PROBLEM: Look through the data below. Collect every line where the word "general" occurs.
•••
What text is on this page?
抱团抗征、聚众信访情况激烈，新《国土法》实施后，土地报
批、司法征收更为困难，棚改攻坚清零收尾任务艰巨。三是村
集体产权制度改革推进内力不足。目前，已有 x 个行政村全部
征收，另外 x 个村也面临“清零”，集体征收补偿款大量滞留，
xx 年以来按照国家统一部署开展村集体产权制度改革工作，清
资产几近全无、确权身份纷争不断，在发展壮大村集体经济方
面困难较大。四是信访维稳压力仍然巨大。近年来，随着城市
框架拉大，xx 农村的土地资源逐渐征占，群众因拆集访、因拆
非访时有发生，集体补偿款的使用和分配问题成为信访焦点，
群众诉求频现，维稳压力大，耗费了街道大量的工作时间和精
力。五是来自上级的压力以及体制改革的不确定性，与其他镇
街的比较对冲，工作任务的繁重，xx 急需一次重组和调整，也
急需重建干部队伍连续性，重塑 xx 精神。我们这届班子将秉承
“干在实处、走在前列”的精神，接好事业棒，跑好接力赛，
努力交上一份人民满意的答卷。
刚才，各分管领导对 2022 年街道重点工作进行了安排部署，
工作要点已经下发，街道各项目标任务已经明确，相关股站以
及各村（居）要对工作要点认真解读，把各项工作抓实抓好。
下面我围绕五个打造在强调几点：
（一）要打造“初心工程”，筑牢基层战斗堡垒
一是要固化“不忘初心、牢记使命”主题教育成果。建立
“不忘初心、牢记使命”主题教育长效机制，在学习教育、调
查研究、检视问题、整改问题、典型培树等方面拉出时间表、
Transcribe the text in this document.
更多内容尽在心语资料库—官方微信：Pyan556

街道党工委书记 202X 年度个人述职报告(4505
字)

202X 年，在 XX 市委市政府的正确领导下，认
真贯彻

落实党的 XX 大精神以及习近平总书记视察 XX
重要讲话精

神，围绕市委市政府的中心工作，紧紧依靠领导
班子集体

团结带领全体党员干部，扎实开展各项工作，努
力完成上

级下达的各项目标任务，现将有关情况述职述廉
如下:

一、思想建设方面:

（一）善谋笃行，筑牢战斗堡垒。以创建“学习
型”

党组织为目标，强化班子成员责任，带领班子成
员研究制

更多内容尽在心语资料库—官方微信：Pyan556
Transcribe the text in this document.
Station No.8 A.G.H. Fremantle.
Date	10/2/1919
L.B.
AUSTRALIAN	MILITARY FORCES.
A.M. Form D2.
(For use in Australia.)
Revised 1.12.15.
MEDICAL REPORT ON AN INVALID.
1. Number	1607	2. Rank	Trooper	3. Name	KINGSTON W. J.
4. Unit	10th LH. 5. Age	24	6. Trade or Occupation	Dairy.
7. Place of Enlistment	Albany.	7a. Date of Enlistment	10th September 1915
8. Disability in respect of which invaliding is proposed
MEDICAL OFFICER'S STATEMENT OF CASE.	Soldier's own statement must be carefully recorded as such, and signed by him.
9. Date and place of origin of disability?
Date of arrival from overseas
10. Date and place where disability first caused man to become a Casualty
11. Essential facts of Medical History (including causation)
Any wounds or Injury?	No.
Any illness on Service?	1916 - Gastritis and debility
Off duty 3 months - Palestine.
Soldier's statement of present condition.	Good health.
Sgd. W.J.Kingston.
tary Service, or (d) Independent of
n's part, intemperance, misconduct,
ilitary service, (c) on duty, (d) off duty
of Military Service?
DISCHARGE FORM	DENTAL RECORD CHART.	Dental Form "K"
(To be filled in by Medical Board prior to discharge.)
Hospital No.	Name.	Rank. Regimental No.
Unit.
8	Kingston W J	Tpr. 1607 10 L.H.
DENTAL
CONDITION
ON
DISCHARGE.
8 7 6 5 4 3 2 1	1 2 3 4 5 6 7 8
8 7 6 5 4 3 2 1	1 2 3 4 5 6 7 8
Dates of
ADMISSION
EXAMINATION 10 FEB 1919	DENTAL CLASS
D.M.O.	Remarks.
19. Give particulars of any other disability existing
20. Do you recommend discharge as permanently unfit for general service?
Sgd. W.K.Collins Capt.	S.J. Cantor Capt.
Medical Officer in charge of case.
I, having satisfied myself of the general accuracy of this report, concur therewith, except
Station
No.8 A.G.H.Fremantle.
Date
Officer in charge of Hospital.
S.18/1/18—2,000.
•••
CORRECT ANSWER:
20. Do you recommend discharge as permanently unfit for general service?
I, having satisfied myself of the general accuracy of this report, concur therewith, except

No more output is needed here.